▸ EXERCISE REQUIREMENTS: In the lines below, how many hold the word "Organismes"? Answer only with the number.

▸ SUPPLIED RECORDS:

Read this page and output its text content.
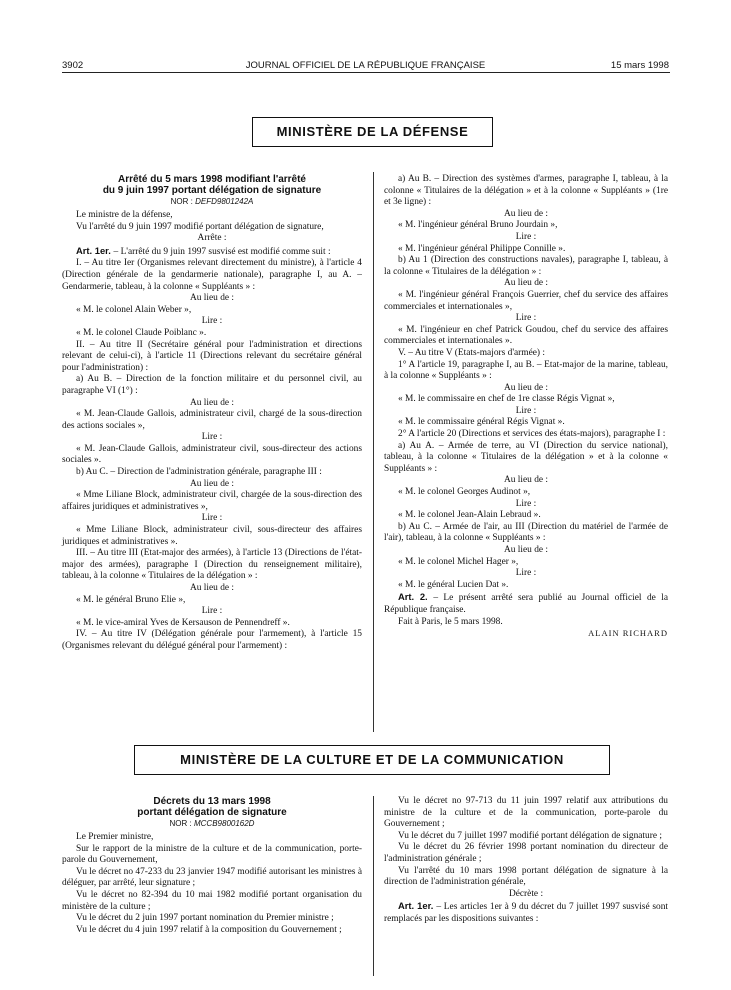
3902	JOURNAL OFFICIEL DE LA RÉPUBLIQUE FRANÇAISE	15 mars 1998
MINISTÈRE DE LA DÉFENSE
Arrêté du 5 mars 1998 modifiant l'arrêté
du 9 juin 1997 portant délégation de signature
NOR : DEFD9801242A

Le ministre de la défense,

Vu l'arrêté du 9 juin 1997 modifié portant délégation de signature,

Arrête :

Art. 1er. – L'arrêté du 9 juin 1997 susvisé est modifié comme suit :

I. – Au titre Ier (Organismes relevant directement du ministre), à l'article 4 (Direction générale de la gendarmerie nationale), paragraphe I, au A. – Gendarmerie, tableau, à la colonne « Suppléants » :

Au lieu de :

« M. le colonel Alain Weber »,

Lire :

« M. le colonel Claude Poiblanc ».

II. – Au titre II (Secrétaire général pour l'administration et directions relevant de celui-ci), à l'article 11 (Directions relevant du secrétaire général pour l'administration) :

a) Au B. – Direction de la fonction militaire et du personnel civil, au paragraphe VI (1°) :

Au lieu de :

« M. Jean-Claude Gallois, administrateur civil, chargé de la sous-direction des actions sociales »,

Lire :

« M. Jean-Claude Gallois, administrateur civil, sous-directeur des actions sociales ».

b) Au C. – Direction de l'administration générale, paragraphe III :

Au lieu de :

« Mme Liliane Block, administrateur civil, chargée de la sous-direction des affaires juridiques et administratives »,

Lire :

« Mme Liliane Block, administrateur civil, sous-directeur des affaires juridiques et administratives ».

III. – Au titre III (Etat-major des armées), à l'article 13 (Directions de l'état-major des armées), paragraphe I (Direction du renseignement militaire), tableau, à la colonne « Titulaires de la délégation » :

Au lieu de :

« M. le général Bruno Elie »,

Lire :

« M. le vice-amiral Yves de Kersauson de Pennendreff ».

IV. – Au titre IV (Délégation générale pour l'armement), à l'article 15 (Organismes relevant du délégué général pour l'armement) :

a) Au B. – Direction des systèmes d'armes, paragraphe I, tableau, à la colonne « Titulaires de la délégation » et à la colonne « Suppléants » (1re et 3e ligne) :

Au lieu de :

« M. l'ingénieur général Bruno Jourdain »,

Lire :

« M. l'ingénieur général Philippe Connille ».

b) Au 1 (Direction des constructions navales), paragraphe I, tableau, à la colonne « Titulaires de la délégation » :

Au lieu de :

« M. l'ingénieur général François Guerrier, chef du service des affaires commerciales et internationales »,

Lire :

« M. l'ingénieur en chef Patrick Goudou, chef du service des affaires commerciales et internationales ».

V. – Au titre V (Etats-majors d'armée) :

1° A l'article 19, paragraphe I, au B. – Etat-major de la marine, tableau, à la colonne « Suppléants » :

Au lieu de :

« M. le commissaire en chef de 1re classe Régis Vignat »,

Lire :

« M. le commissaire général Régis Vignat ».

2° A l'article 20 (Directions et services des états-majors), paragraphe I :

a) Au A. – Armée de terre, au VI (Direction du service national), tableau, à la colonne « Titulaires de la délégation » et à la colonne « Suppléants » :

Au lieu de :

« M. le colonel Georges Audinot »,

Lire :

« M. le colonel Jean-Alain Lebraud ».

b) Au C. – Armée de l'air, au III (Direction du matériel de l'armée de l'air), tableau, à la colonne « Suppléants » :

Au lieu de :

« M. le colonel Michel Hager »,

Lire :

« M. le général Lucien Dat ».

Art. 2. – Le présent arrêté sera publié au Journal officiel de la République française.

Fait à Paris, le 5 mars 1998.

ALAIN RICHARD
MINISTÈRE DE LA CULTURE ET DE LA COMMUNICATION
Décrets du 13 mars 1998
portant délégation de signature
NOR : MCCB9800162D

Le Premier ministre,

Sur le rapport de la ministre de la culture et de la communication, porte-parole du Gouvernement,

Vu le décret no 47-233 du 23 janvier 1947 modifié autorisant les ministres à déléguer, par arrêté, leur signature ;

Vu le décret no 82-394 du 10 mai 1982 modifié portant organisation du ministère de la culture ;

Vu le décret du 2 juin 1997 portant nomination du Premier ministre ;

Vu le décret du 4 juin 1997 relatif à la composition du Gouvernement ;

Vu le décret no 97-713 du 11 juin 1997 relatif aux attributions du ministre de la culture et de la communication, porte-parole du Gouvernement ;

Vu le décret du 7 juillet 1997 modifié portant délégation de signature ;

Vu le décret du 26 février 1998 portant nomination du directeur de l'administration générale ;

Vu l'arrêté du 10 mars 1998 portant délégation de signature à la direction de l'administration générale,

Décrète :

Art. 1er. – Les articles 1er à 9 du décret du 7 juillet 1997 susvisé sont remplacés par les dispositions suivantes :
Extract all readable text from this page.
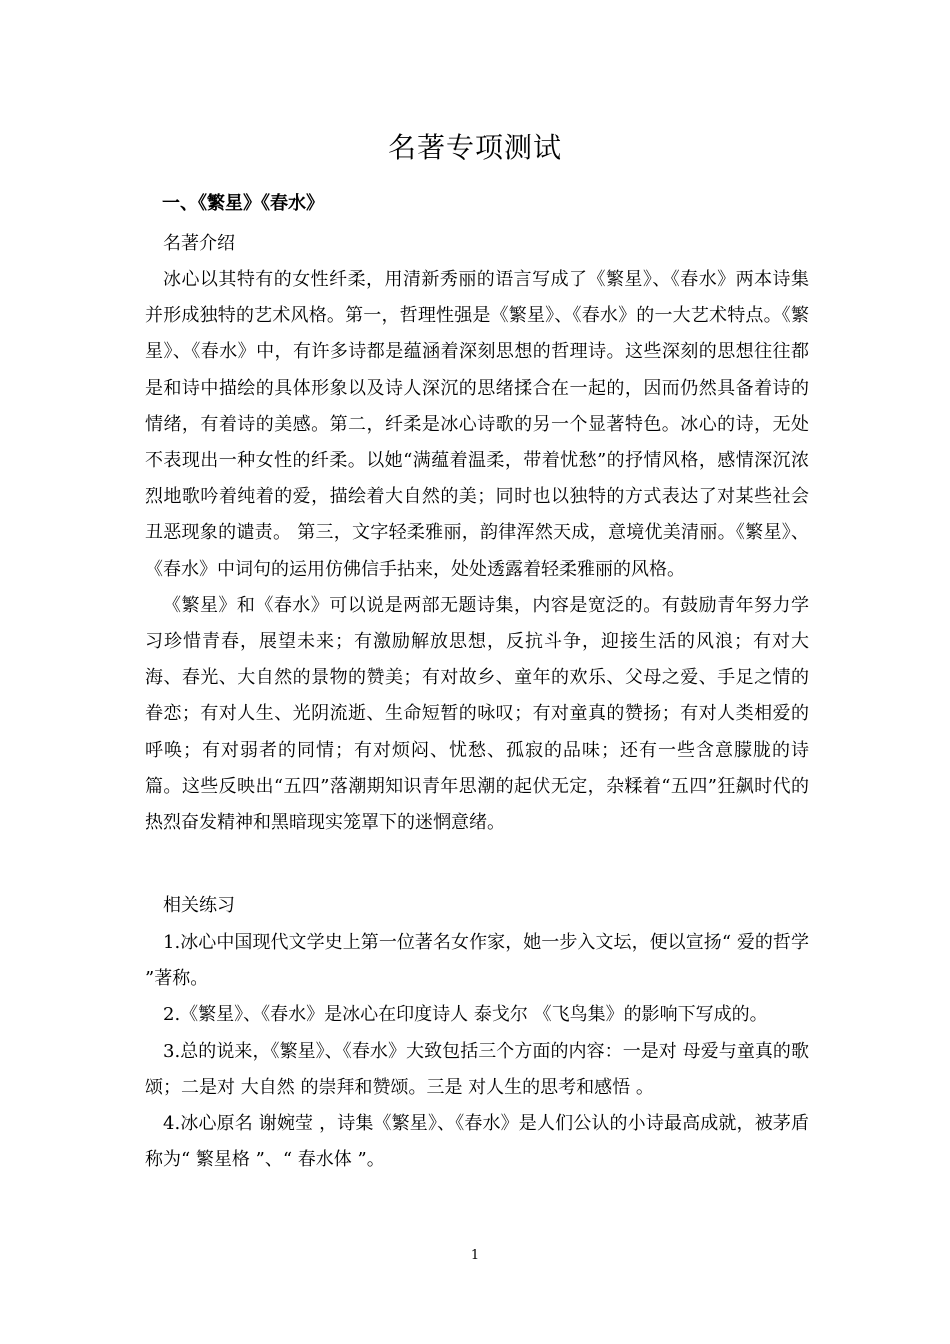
名著专项测试
一、《繁星》《春水》

名著介绍

冰心以其特有的女性纤柔，用清新秀丽的语言写成了《繁星》、《春水》两本诗集并形成独特的艺术风格。第一，哲理性强是《繁星》、《春水》的一大艺术特点。《繁星》、《春水》中，有许多诗都是蕴涵着深刻思想的哲理诗。这些深刻的思想往往都是和诗中描绘的具体形象以及诗人深沉的思绪揉合在一起的，因而仍然具备着诗的情绪，有着诗的美感。第二，纤柔是冰心诗歌的另一个显著特色。冰心的诗，无处不表现出一种女性的纤柔。以她“满蕴着温柔，带着忧愁”的抒情风格，感情深沉浓烈地歌吟着纯着的爱，描绘着大自然的美；同时也以独特的方式表达了对某些社会丑恶现象的谴责。 第三，文字轻柔雅丽，韵律浑然天成，意境优美清丽。《繁星》、《春水》中词句的运用仿佛信手拈来，处处透露着轻柔雅丽的风格。

《繁星》和《春水》可以说是两部无题诗集，内容是宽泛的。有鼓励青年努力学习珍惜青春，展望未来；有激励解放思想，反抗斗争，迎接生活的风浪；有对大海、春光、大自然的景物的赞美；有对故乡、童年的欢乐、父母之爱、手足之情的眷恋；有对人生、光阴流逝、生命短暂的咏叹；有对童真的赞扬；有对人类相爱的呼唤；有对弱者的同情；有对烦闷、忧愁、孤寂的品味；还有一些含意朦胧的诗篇。这些反映出“五四”落潮期知识青年思潮的起伏无定，杂糅着“五四”狂飙时代的热烈奋发精神和黑暗现实笼罩下的迷惘意绪。

相关练习

1.冰心中国现代文学史上第一位著名女作家，她一步入文坛，便以宣扬“ 爱的哲学 ”著称。

2.《繁星》、《春水》是冰心在印度诗人 泰戈尔 《飞鸟集》的影响下写成的。

3.总的说来，《繁星》、《春水》大致包括三个方面的内容：一是对 母爱与童真的歌颂；二是对 大自然 的崇拜和赞颂。三是 对人生的思考和感悟 。

4.冰心原名 谢婉莹 ，诗集《繁星》、《春水》是人们公认的小诗最高成就，被茅盾称为“ 繁星格 ”、“ 春水体 ”。

1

▸ WRITTEN SOLUTION: 2